### Directions
Find how many lines of the listing below include the word "geography", then report the number by itself.

** BEGIN **

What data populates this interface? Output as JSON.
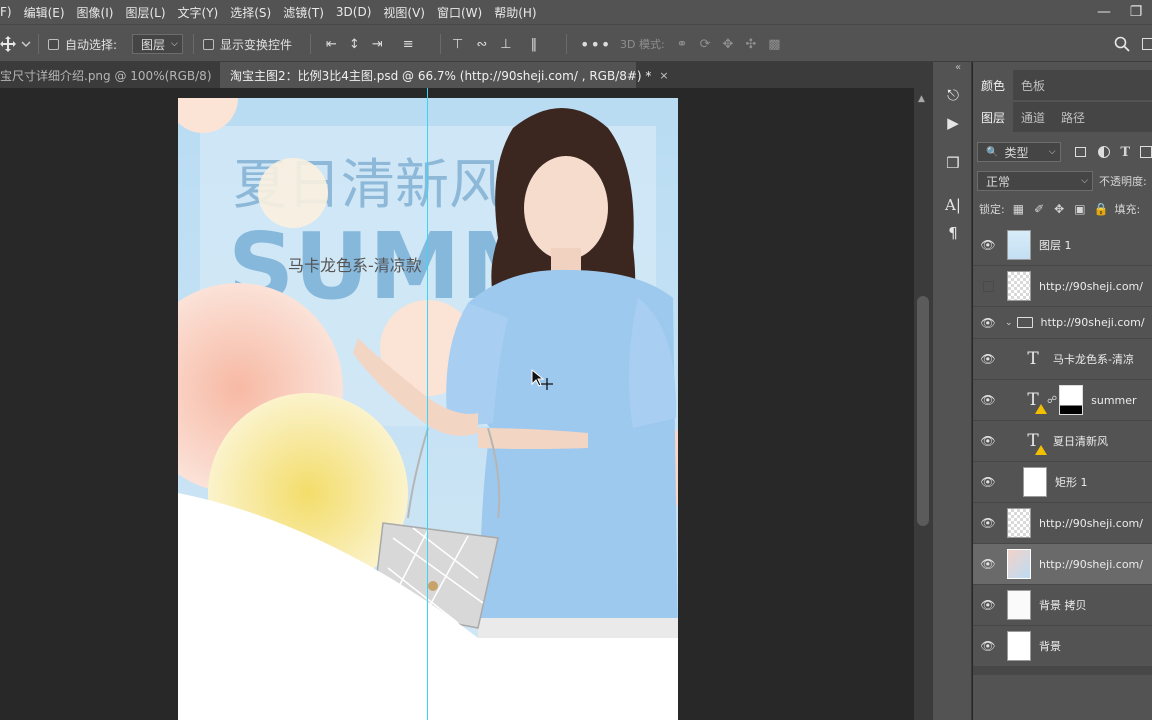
{
  "menu": [
    "编辑(E)",
    "图像(I)",
    "图层(L)",
    "文字(Y)",
    "选择(S)",
    "滤镜(T)",
    "3D(D)",
    "视图(V)",
    "窗口(W)",
    "帮助(H)"
  ],
  "menu_cut_first": "F)",
  "options": {
    "auto_select_label": "自动选择:",
    "auto_select_value": "图层",
    "show_transform_label": "显示变换控件",
    "mode_3d_label": "3D 模式:",
    "more_icon": "more-icon"
  },
  "tabs": [
    {
      "label": "宝尺寸详细介绍.png @ 100%(RGB/8)",
      "close": "×",
      "active": false
    },
    {
      "label": "淘宝主图2：比例3比4主图.psd @ 66.7% (http://90sheji.com/ , RGB/8#) *",
      "close": "×",
      "active": true
    }
  ],
  "banner": {
    "title_cn": "夏日清新风",
    "title_en": "SUMM",
    "subtitle": "马卡龙色系-清凉款"
  },
  "panels": {
    "top_tabs": [
      "颜色",
      "色板"
    ],
    "layer_tabs": [
      "图层",
      "通道",
      "路径"
    ],
    "filter_label": "类型",
    "blend_mode": "正常",
    "opacity_label": "不透明度:",
    "lock_label": "锁定:",
    "fill_label": "填充:"
  },
  "layers": [
    {
      "name": "图层 1",
      "visible": true,
      "kind": "image"
    },
    {
      "name": "http://90sheji.com/",
      "visible": false,
      "kind": "image"
    },
    {
      "name": "http://90sheji.com/",
      "visible": true,
      "kind": "group"
    },
    {
      "name": "马卡龙色系-清凉",
      "visible": true,
      "kind": "text"
    },
    {
      "name": "summer",
      "visible": true,
      "kind": "text-mask"
    },
    {
      "name": "夏日清新风",
      "visible": true,
      "kind": "text-warn"
    },
    {
      "name": "矩形 1",
      "visible": true,
      "kind": "shape"
    },
    {
      "name": "http://90sheji.com/",
      "visible": true,
      "kind": "image"
    },
    {
      "name": "http://90sheji.com/",
      "visible": true,
      "kind": "image-selected"
    },
    {
      "name": "背景 拷贝",
      "visible": true,
      "kind": "image"
    },
    {
      "name": "背景",
      "visible": true,
      "kind": "image"
    }
  ],
  "colors": {
    "menubar": "#535353",
    "canvas_bg": "#282828",
    "guide": "#38d6f5",
    "banner_sky": "#bcdcf0",
    "shirt": "#9ec9ee",
    "warning": "#f2c000"
  }
}
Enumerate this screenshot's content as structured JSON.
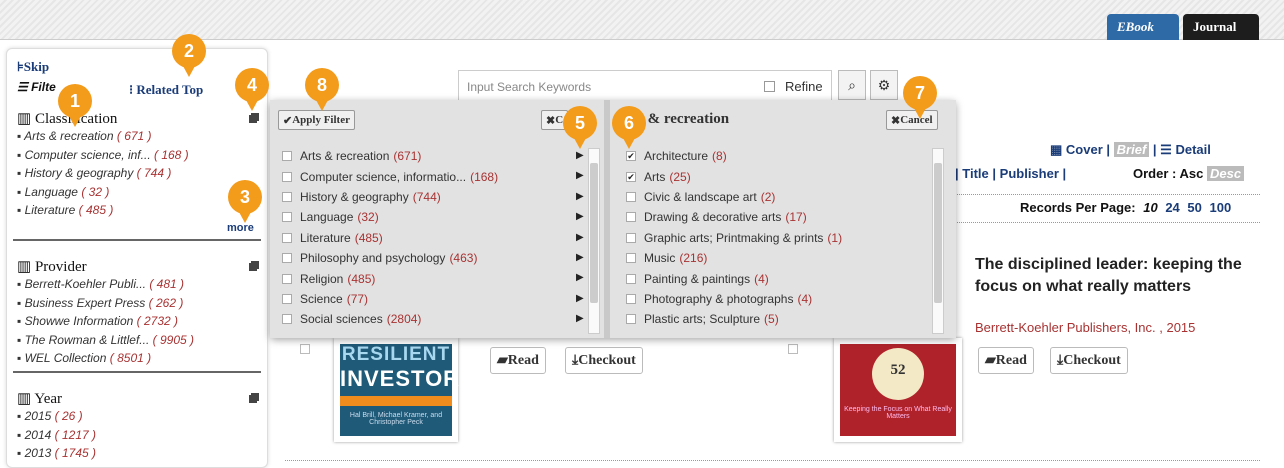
{
  "top_tabs": {
    "ebook": "EBook",
    "journal": "Journal"
  },
  "sidebar": {
    "skip": "Skip",
    "filter": "Filte",
    "related": "Related Top",
    "more": "more",
    "facets": [
      {
        "title": "Classification",
        "items": [
          {
            "label": "Arts & recreation",
            "count": "( 671 )"
          },
          {
            "label": "Computer science, inf...",
            "count": "( 168 )"
          },
          {
            "label": "History & geography",
            "count": "( 744 )"
          },
          {
            "label": "Language",
            "count": "( 32 )"
          },
          {
            "label": "Literature",
            "count": "( 485 )"
          }
        ]
      },
      {
        "title": "Provider",
        "items": [
          {
            "label": "Berrett-Koehler Publi...",
            "count": "( 481 )"
          },
          {
            "label": "Business Expert Press",
            "count": "( 262 )"
          },
          {
            "label": "Showwe Information",
            "count": "( 2732 )"
          },
          {
            "label": "The Rowman & Littlef...",
            "count": "( 9905 )"
          },
          {
            "label": "WEL Collection",
            "count": "( 8501 )"
          }
        ]
      },
      {
        "title": "Year",
        "items": [
          {
            "label": "2015",
            "count": "( 26 )"
          },
          {
            "label": "2014",
            "count": "( 1217 )"
          },
          {
            "label": "2013",
            "count": "( 1745 )"
          }
        ]
      }
    ]
  },
  "search": {
    "placeholder": "Input Search Keywords",
    "refine": "Refine",
    "search_icon": "search-icon",
    "settings_icon": "gear-icon"
  },
  "panel": {
    "apply": "Apply Filter",
    "cancel_left": "C",
    "right_title": "s & recreation",
    "cancel_right": "Cancel",
    "left_items": [
      {
        "label": "Arts & recreation",
        "count": "(671)"
      },
      {
        "label": "Computer science, informatio...",
        "count": "(168)"
      },
      {
        "label": "History & geography",
        "count": "(744)"
      },
      {
        "label": "Language",
        "count": "(32)"
      },
      {
        "label": "Literature",
        "count": "(485)"
      },
      {
        "label": "Philosophy and psychology",
        "count": "(463)"
      },
      {
        "label": "Religion",
        "count": "(485)"
      },
      {
        "label": "Science",
        "count": "(77)"
      },
      {
        "label": "Social sciences",
        "count": "(2804)"
      }
    ],
    "right_items": [
      {
        "label": "Architecture",
        "count": "(8)",
        "checked": true
      },
      {
        "label": "Arts",
        "count": "(25)",
        "checked": true
      },
      {
        "label": "Civic & landscape art",
        "count": "(2)",
        "checked": false
      },
      {
        "label": "Drawing & decorative arts",
        "count": "(17)",
        "checked": false
      },
      {
        "label": "Graphic arts; Printmaking & prints",
        "count": "(1)",
        "checked": false
      },
      {
        "label": "Music",
        "count": "(216)",
        "checked": false
      },
      {
        "label": "Painting & paintings",
        "count": "(4)",
        "checked": false
      },
      {
        "label": "Photography & photographs",
        "count": "(4)",
        "checked": false
      },
      {
        "label": "Plastic arts; Sculpture",
        "count": "(5)",
        "checked": false
      }
    ]
  },
  "badges": [
    "1",
    "2",
    "3",
    "4",
    "5",
    "6",
    "7",
    "8"
  ],
  "view": {
    "cover": "Cover",
    "brief": "Brief",
    "detail": "Detail",
    "sep": "|"
  },
  "sort": {
    "title": "Title",
    "publisher": "Publisher",
    "order_label": "Order :",
    "asc": "Asc",
    "desc": "Desc"
  },
  "records": {
    "label": "Records Per Page:",
    "current": "10",
    "options": [
      "24",
      "50",
      "100"
    ]
  },
  "results": [
    {
      "cover_line1": "RESILIENT",
      "cover_line2": "INVESTOR",
      "cover_authors": "Hal Brill, Michael Kramer, and Christopher Peck",
      "read": "Read",
      "checkout": "Checkout"
    },
    {
      "title": "The disciplined leader: keeping the focus on what really matters",
      "publisher": "Berrett-Koehler Publishers, Inc. , 2015",
      "cover_number": "52",
      "cover_sub": "Keeping the Focus on What Really Matters",
      "read": "Read",
      "checkout": "Checkout"
    }
  ]
}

** END **

### Result
2